BRIEF. Write the data out again, character for character, with no images.

(Excerpt from a dataset)
══════════

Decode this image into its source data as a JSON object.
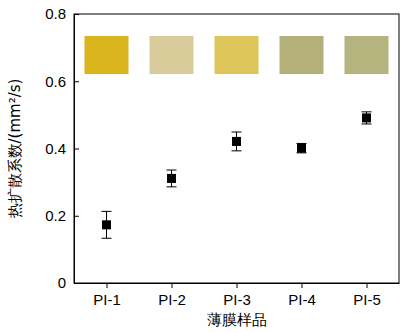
{
  "chart_data": {
    "type": "scatter",
    "x_label": "薄膜样品",
    "y_label": "热扩散系数/(mm²/s)",
    "categories": [
      "PI-1",
      "PI-2",
      "PI-3",
      "PI-4",
      "PI-5"
    ],
    "values": [
      0.173,
      0.311,
      0.421,
      0.401,
      0.491
    ],
    "errors": [
      0.04,
      0.025,
      0.028,
      0.014,
      0.018
    ],
    "color": "#000000",
    "marker": "square",
    "ylim": [
      0,
      0.8
    ],
    "yticks": [
      0,
      0.2,
      0.4,
      0.6,
      0.8
    ]
  }
}
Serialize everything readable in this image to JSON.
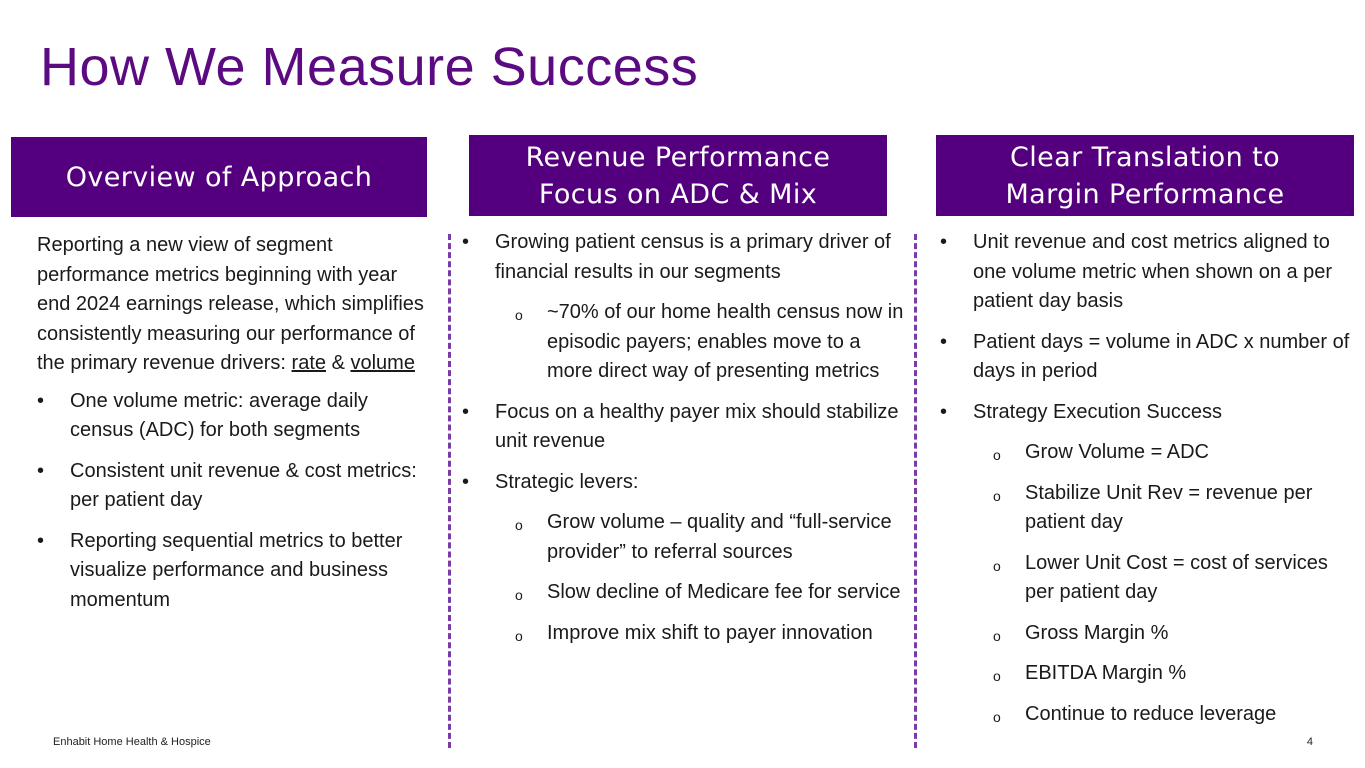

══════════

THE RESPONSE.
Decode this image into its source data as a JSON object.
{
  "chart_data": {
    "type": "scatter",
    "x_label": "薄膜样品",
    "y_label": "热扩散系数/(mm²/s)",
    "categories": [
      "PI-1",
      "PI-2",
      "PI-3",
      "PI-4",
      "PI-5"
    ],
    "values": [
      0.173,
      0.311,
      0.421,
      0.401,
      0.491
    ],
    "errors": [
      0.04,
      0.025,
      0.028,
      0.014,
      0.018
    ],
    "color": "#000000",
    "marker": "square",
    "ylim": [
      0,
      0.8
    ],
    "yticks": [
      0,
      0.2,
      0.4,
      0.6,
      0.8
    ]
  }
}
Serialize everything readable in this image to JSON.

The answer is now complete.